### What is needed:
Set down every record once more, exactly as given.

### Provided records:
^^^^^^^^^^^^^^^^

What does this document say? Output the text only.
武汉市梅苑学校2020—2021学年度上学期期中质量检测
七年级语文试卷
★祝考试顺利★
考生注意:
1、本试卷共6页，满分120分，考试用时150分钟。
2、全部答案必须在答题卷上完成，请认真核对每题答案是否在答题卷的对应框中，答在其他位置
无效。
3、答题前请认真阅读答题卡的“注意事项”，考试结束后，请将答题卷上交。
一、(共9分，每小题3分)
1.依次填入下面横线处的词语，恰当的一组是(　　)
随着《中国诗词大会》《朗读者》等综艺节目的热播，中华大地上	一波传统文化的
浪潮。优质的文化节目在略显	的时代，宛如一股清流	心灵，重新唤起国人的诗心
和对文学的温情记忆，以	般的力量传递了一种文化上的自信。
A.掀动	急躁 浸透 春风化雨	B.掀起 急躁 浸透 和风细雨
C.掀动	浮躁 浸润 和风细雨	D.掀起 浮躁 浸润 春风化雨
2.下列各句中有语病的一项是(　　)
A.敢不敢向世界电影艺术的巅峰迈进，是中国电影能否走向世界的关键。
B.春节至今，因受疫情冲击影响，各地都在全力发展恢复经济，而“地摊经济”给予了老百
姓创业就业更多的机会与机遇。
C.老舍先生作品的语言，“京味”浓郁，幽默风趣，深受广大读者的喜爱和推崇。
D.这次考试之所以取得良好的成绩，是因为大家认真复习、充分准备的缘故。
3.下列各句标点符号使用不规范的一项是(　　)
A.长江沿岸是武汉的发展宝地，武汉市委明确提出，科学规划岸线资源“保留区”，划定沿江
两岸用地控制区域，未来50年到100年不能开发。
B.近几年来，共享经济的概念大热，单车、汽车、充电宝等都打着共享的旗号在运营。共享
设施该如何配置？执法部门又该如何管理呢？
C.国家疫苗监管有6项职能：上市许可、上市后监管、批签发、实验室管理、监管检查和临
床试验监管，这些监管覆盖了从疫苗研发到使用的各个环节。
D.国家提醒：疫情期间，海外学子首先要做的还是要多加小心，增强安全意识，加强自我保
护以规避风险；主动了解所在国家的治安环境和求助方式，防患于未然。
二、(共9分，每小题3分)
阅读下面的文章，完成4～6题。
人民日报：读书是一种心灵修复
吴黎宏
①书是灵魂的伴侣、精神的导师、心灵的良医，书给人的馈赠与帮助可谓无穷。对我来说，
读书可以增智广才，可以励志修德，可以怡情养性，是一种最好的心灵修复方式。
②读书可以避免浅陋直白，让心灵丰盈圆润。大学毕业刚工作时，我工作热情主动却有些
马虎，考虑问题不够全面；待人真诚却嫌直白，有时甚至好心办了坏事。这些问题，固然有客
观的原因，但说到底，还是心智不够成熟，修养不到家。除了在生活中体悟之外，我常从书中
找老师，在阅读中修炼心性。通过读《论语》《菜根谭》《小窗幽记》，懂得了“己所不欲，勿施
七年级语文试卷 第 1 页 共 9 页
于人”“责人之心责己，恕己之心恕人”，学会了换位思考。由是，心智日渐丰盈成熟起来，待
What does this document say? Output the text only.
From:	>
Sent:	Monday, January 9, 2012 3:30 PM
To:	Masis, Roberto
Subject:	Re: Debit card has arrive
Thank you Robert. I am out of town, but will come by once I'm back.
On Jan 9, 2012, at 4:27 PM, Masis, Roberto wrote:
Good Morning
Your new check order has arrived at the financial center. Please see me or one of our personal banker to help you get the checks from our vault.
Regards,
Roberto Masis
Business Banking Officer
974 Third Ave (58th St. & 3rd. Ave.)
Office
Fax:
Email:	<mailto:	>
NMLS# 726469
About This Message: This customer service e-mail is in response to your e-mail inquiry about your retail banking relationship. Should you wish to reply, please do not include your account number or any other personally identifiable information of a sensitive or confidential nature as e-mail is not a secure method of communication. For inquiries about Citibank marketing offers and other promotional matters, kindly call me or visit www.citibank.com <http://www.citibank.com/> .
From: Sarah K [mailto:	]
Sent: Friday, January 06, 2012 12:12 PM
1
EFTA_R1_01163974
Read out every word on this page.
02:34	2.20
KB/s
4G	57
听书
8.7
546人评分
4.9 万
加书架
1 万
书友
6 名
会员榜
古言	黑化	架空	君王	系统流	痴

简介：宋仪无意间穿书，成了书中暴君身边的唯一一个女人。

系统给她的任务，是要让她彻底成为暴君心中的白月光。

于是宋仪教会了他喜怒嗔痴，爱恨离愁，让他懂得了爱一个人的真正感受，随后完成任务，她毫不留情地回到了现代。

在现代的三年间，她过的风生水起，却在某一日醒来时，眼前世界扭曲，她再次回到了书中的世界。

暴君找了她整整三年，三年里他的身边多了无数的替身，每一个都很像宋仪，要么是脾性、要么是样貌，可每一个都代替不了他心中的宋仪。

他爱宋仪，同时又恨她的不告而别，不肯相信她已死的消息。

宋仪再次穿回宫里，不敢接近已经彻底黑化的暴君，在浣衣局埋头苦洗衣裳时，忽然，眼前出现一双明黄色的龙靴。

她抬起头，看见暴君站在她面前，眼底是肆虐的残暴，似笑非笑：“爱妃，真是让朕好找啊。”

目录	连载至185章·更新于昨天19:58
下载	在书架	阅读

^^^^^^^^^^^^^^^^

### Written response:
What does this document say? Output the text only.
武汉市梅苑学校2020—2021学年度上学期期中质量检测
七年级语文试卷
★祝考试顺利★
考生注意:
1、本试卷共6页，满分120分，考试用时150分钟。
2、全部答案必须在答题卷上完成，请认真核对每题答案是否在答题卷的对应框中，答在其他位置
无效。
3、答题前请认真阅读答题卡的“注意事项”，考试结束后，请将答题卷上交。
一、(共9分，每小题3分)
1.依次填入下面横线处的词语，恰当的一组是(　　)
随着《中国诗词大会》《朗读者》等综艺节目的热播，中华大地上	一波传统文化的
浪潮。优质的文化节目在略显	的时代，宛如一股清流	心灵，重新唤起国人的诗心
和对文学的温情记忆，以	般的力量传递了一种文化上的自信。
A.掀动	急躁 浸透 春风化雨	B.掀起 急躁 浸透 和风细雨
C.掀动	浮躁 浸润 和风细雨	D.掀起 浮躁 浸润 春风化雨
2.下列各句中有语病的一项是(　　)
A.敢不敢向世界电影艺术的巅峰迈进，是中国电影能否走向世界的关键。
B.春节至今，因受疫情冲击影响，各地都在全力发展恢复经济，而“地摊经济”给予了老百
姓创业就业更多的机会与机遇。
C.老舍先生作品的语言，“京味”浓郁，幽默风趣，深受广大读者的喜爱和推崇。
D.这次考试之所以取得良好的成绩，是因为大家认真复习、充分准备的缘故。
3.下列各句标点符号使用不规范的一项是(　　)
A.长江沿岸是武汉的发展宝地，武汉市委明确提出，科学规划岸线资源“保留区”，划定沿江
两岸用地控制区域，未来50年到100年不能开发。
B.近几年来，共享经济的概念大热，单车、汽车、充电宝等都打着共享的旗号在运营。共享
设施该如何配置？执法部门又该如何管理呢？
C.国家疫苗监管有6项职能：上市许可、上市后监管、批签发、实验室管理、监管检查和临
床试验监管，这些监管覆盖了从疫苗研发到使用的各个环节。
D.国家提醒：疫情期间，海外学子首先要做的还是要多加小心，增强安全意识，加强自我保
护以规避风险；主动了解所在国家的治安环境和求助方式，防患于未然。
二、(共9分，每小题3分)
阅读下面的文章，完成4～6题。
人民日报：读书是一种心灵修复
吴黎宏
①书是灵魂的伴侣、精神的导师、心灵的良医，书给人的馈赠与帮助可谓无穷。对我来说，
读书可以增智广才，可以励志修德，可以怡情养性，是一种最好的心灵修复方式。
②读书可以避免浅陋直白，让心灵丰盈圆润。大学毕业刚工作时，我工作热情主动却有些
马虎，考虑问题不够全面；待人真诚却嫌直白，有时甚至好心办了坏事。这些问题，固然有客
观的原因，但说到底，还是心智不够成熟，修养不到家。除了在生活中体悟之外，我常从书中
找老师，在阅读中修炼心性。通过读《论语》《菜根谭》《小窗幽记》，懂得了“己所不欲，勿施
七年级语文试卷 第 1 页 共 9 页
于人”“责人之心责己，恕己之心恕人”，学会了换位思考。由是，心智日渐丰盈成熟起来，待
What does this document say? Output the text only.
From:	>
Sent:	Monday, January 9, 2012 3:30 PM
To:	Masis, Roberto
Subject:	Re: Debit card has arrive
Thank you Robert. I am out of town, but will come by once I'm back.
On Jan 9, 2012, at 4:27 PM, Masis, Roberto wrote:
Good Morning
Your new check order has arrived at the financial center. Please see me or one of our personal banker to help you get the checks from our vault.
Regards,
Roberto Masis
Business Banking Officer
974 Third Ave (58th St. & 3rd. Ave.)
Office
Fax:
Email:	<mailto:	>
NMLS# 726469
About This Message: This customer service e-mail is in response to your e-mail inquiry about your retail banking relationship. Should you wish to reply, please do not include your account number or any other personally identifiable information of a sensitive or confidential nature as e-mail is not a secure method of communication. For inquiries about Citibank marketing offers and other promotional matters, kindly call me or visit www.citibank.com <http://www.citibank.com/> .
From: Sarah K [mailto:	]
Sent: Friday, January 06, 2012 12:12 PM
1
EFTA_R1_01163974
Read out every word on this page.
02:34	2.20
KB/s
4G	57
听书
8.7
546人评分
4.9 万
加书架
1 万
书友
6 名
会员榜
古言	黑化	架空	君王	系统流	痴

简介：宋仪无意间穿书，成了书中暴君身边的唯一一个女人。

系统给她的任务，是要让她彻底成为暴君心中的白月光。

于是宋仪教会了他喜怒嗔痴，爱恨离愁，让他懂得了爱一个人的真正感受，随后完成任务，她毫不留情地回到了现代。

在现代的三年间，她过的风生水起，却在某一日醒来时，眼前世界扭曲，她再次回到了书中的世界。

暴君找了她整整三年，三年里他的身边多了无数的替身，每一个都很像宋仪，要么是脾性、要么是样貌，可每一个都代替不了他心中的宋仪。

他爱宋仪，同时又恨她的不告而别，不肯相信她已死的消息。

宋仪再次穿回宫里，不敢接近已经彻底黑化的暴君，在浣衣局埋头苦洗衣裳时，忽然，眼前出现一双明黄色的龙靴。

她抬起头，看见暴君站在她面前，眼底是肆虐的残暴，似笑非笑：“爱妃，真是让朕好找啊。”

目录	连载至185章·更新于昨天19:58
下载	在书架	阅读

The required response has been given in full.